Yahoo is a global company helping millions achieve their online goals through iconic products. They are seeking a Senior Data Engineer to design, build, and optimize scalable data pipelines and infrastructure that support AI initiatives, collaborating closely with software engineers and business stakeholders.
Responsibilities:
- Design, build, and maintain scalable data pipelines and ETL processes to support machine learning and AI initiatives on Google Cloud Platform (GCP)
- Implement and optimize data storage solutions using GCP services such as BigQuery, Cloud Storage, and Dataflow
- Ensure data quality, integrity, and security throughout the data lifecycle
- Collaborate with analysts and business stakeholders to understand data requirements and deliver actionable insights
- Monitor, troubleshoot, and maintain the health and performance of cloud-based data infrastructure
- Automate manual processes and repetitive tasks to improve efficiency and reduce errors
- Apply data governance and compliance best practices to protect sensitive information and meet regulatory standards
- Stay current with new GCP features, tools, and best practices to continuously enhance data management capabilities
- Document solutions, processes, and architectural decisions to facilitate knowledge sharing and maintainability
Requirements:
- BS or MS in Computer Science or a related major, or equivalent experience
- 7+ years of software engineering experience, with a strong emphasis on system design and backend development
- 2+ years hands-on experience with Google Cloud Platform ecosystem (BigQuery, Dataproc, Composer, Dataflow, Data Catalog, Observability) or AWS equivalent
- Proven ability to design, build, and maintain data pipelines that support machine learning and AI model development, training, and deployment
- Fluency with at least one object-oriented programming language from Java, Python, or Scala is highly desirable, as these skills are critical for developing robust applications and managing data workflows effectively. SQL proficiency is also valued for database operations
- Familiarity with data security, compliance, and governance best practices
- Strong problem-solving skills, attention to detail, and ability to work collaboratively with cross-functional teams
- Excellent communication skills and ability to tell insightful stories using data and also manage communication within internal teams and stakeholders
- Exposure to AI-assisted development tools such as Claude, GitHub Copilot, Cursor, or similar is highly desirable
- Experience with Google Analytics 360 is a plus

DIRECTIONS:
- A) According to the job posting, why is fluency in Java, Python, or Scala highly desirable? Answer in one to three sentences.
- B) How would you render this sentence from the job posting in Spanish: "Yahoo is a global company helping millions achieve their online goals through iconic products."
- C) Rewrite the job posting between "Yahoo is a global" and "Cloud Platform (GCP)", inclusive, swapping "scalable" for "reliable".
Rely on the job posting alone when answering.

[Structured page parsing data]
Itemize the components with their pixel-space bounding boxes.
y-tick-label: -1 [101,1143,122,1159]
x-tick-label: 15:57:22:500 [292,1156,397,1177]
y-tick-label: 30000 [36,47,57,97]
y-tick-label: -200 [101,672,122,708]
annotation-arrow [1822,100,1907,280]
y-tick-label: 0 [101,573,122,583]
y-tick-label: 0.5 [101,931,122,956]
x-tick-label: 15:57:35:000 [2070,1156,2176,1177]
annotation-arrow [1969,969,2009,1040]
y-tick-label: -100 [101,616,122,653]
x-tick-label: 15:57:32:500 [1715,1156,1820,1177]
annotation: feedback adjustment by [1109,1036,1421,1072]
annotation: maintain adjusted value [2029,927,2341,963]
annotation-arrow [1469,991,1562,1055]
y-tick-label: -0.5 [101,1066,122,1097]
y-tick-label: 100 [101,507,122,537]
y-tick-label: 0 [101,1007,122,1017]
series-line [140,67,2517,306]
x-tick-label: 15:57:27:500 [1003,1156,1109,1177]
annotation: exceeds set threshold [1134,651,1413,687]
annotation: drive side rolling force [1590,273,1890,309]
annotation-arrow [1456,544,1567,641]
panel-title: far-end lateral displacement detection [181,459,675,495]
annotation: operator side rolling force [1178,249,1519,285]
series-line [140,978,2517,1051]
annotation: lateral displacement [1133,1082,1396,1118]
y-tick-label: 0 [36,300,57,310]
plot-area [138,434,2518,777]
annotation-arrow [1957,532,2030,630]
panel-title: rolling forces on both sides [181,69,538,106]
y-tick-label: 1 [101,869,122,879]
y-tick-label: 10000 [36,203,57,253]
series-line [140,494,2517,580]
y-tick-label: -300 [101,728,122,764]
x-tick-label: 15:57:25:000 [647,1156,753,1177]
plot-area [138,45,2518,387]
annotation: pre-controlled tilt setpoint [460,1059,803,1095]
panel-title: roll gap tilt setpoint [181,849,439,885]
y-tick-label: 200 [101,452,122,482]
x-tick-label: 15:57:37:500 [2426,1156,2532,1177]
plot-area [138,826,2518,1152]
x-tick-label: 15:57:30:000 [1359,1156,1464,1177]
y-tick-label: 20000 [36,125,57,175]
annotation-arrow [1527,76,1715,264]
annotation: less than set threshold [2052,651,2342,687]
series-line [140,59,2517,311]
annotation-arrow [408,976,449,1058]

RESPONSES FOR EACH TASK:
- A) Fluency in at least one of these object-oriented languages is highly desirable because the skills are critical for developing robust applications and managing data workflows effectively.

- B) Yahoo es una empresa global que ayuda a millones de personas a alcanzar sus objetivos en línea mediante productos icónicos.

- C)
Yahoo is a global company helping millions achieve their online goals through iconic products. They are seeking a Senior Data Engineer to design, build, and optimize reliable data pipelines and infrastructure that support AI initiatives, collaborating closely with software engineers and business stakeholders.
Responsibilities:
- Design, build, and maintain reliable data pipelines and ETL processes to support machine learning and AI initiatives on Google Cloud Platform (GCP)